REQUIREMENTS: Reproduce every entry below precisely; do not include the pictures.
--------------------------------
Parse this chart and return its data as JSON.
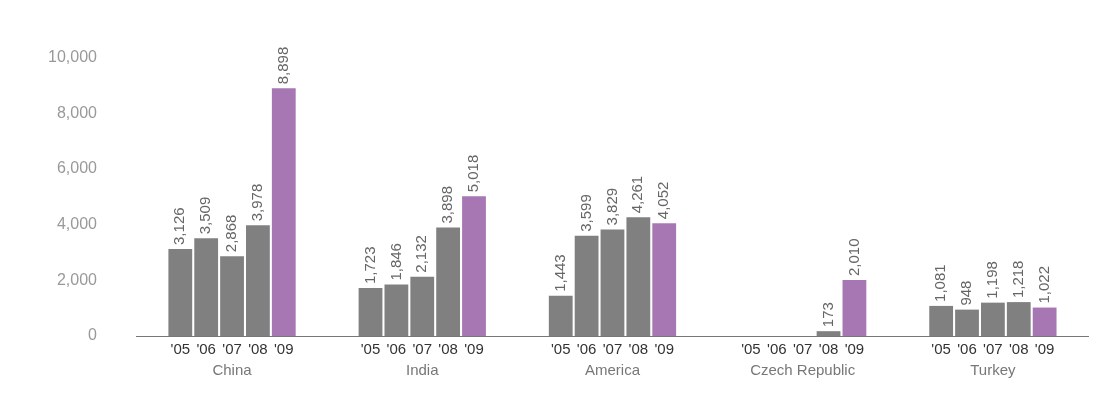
{
  "chart_data": {
    "type": "bar",
    "categories": [
      "China",
      "India",
      "America",
      "Czech Republic",
      "Turkey"
    ],
    "series": [
      {
        "name": "'05",
        "color": "#808080",
        "values": [
          3126,
          1723,
          1443,
          null,
          1081
        ],
        "value_labels": [
          "3,126",
          "1,723",
          "1,443",
          null,
          "1,081"
        ]
      },
      {
        "name": "'06",
        "color": "#808080",
        "values": [
          3509,
          1846,
          3599,
          null,
          948
        ],
        "value_labels": [
          "3,509",
          "1,846",
          "3,599",
          null,
          "948"
        ]
      },
      {
        "name": "'07",
        "color": "#808080",
        "values": [
          2868,
          2132,
          3829,
          null,
          1198
        ],
        "value_labels": [
          "2,868",
          "2,132",
          "3,829",
          null,
          "1,198"
        ]
      },
      {
        "name": "'08",
        "color": "#808080",
        "values": [
          3978,
          3898,
          4261,
          173,
          1218
        ],
        "value_labels": [
          "3,978",
          "3,898",
          "4,261",
          "173",
          "1,218"
        ]
      },
      {
        "name": "'09",
        "color": "#a677b3",
        "values": [
          8898,
          5018,
          4052,
          2010,
          1022
        ],
        "value_labels": [
          "8,898",
          "5,018",
          "4,052",
          "2,010",
          "1,022"
        ]
      }
    ],
    "ylim": [
      0,
      10000
    ],
    "yticks": [
      0,
      {
        "value": 2000,
        "label": "2,000"
      },
      {
        "value": 4000,
        "label": "4,000"
      },
      {
        "value": 6000,
        "label": "6,000"
      },
      {
        "value": 8000,
        "label": "8,000"
      },
      {
        "value": 10000,
        "label": "10,000"
      }
    ],
    "grid": false,
    "legend": false
  }
}
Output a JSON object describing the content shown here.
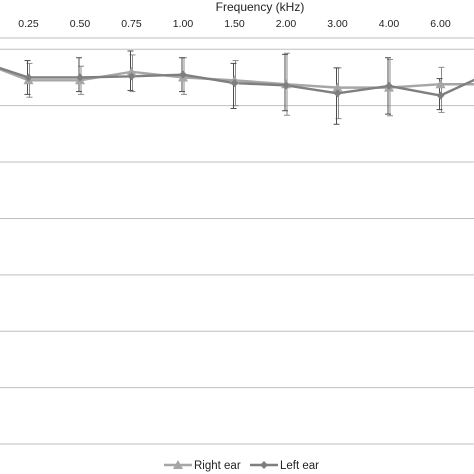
--------------------------------
EXERCISE SOLUTION:
Parse this chart and return its data as JSON.
{
  "chart_data": {
    "type": "bar",
    "categories": [
      "China",
      "India",
      "America",
      "Czech Republic",
      "Turkey"
    ],
    "series": [
      {
        "name": "'05",
        "color": "#808080",
        "values": [
          3126,
          1723,
          1443,
          null,
          1081
        ],
        "value_labels": [
          "3,126",
          "1,723",
          "1,443",
          null,
          "1,081"
        ]
      },
      {
        "name": "'06",
        "color": "#808080",
        "values": [
          3509,
          1846,
          3599,
          null,
          948
        ],
        "value_labels": [
          "3,509",
          "1,846",
          "3,599",
          null,
          "948"
        ]
      },
      {
        "name": "'07",
        "color": "#808080",
        "values": [
          2868,
          2132,
          3829,
          null,
          1198
        ],
        "value_labels": [
          "2,868",
          "2,132",
          "3,829",
          null,
          "1,198"
        ]
      },
      {
        "name": "'08",
        "color": "#808080",
        "values": [
          3978,
          3898,
          4261,
          173,
          1218
        ],
        "value_labels": [
          "3,978",
          "3,898",
          "4,261",
          "173",
          "1,218"
        ]
      },
      {
        "name": "'09",
        "color": "#a677b3",
        "values": [
          8898,
          5018,
          4052,
          2010,
          1022
        ],
        "value_labels": [
          "8,898",
          "5,018",
          "4,052",
          "2,010",
          "1,022"
        ]
      }
    ],
    "ylim": [
      0,
      10000
    ],
    "yticks": [
      0,
      {
        "value": 2000,
        "label": "2,000"
      },
      {
        "value": 4000,
        "label": "4,000"
      },
      {
        "value": 6000,
        "label": "6,000"
      },
      {
        "value": 8000,
        "label": "8,000"
      },
      {
        "value": 10000,
        "label": "10,000"
      }
    ],
    "grid": false,
    "legend": false
  }
}
Output a JSON object describing the content shown here.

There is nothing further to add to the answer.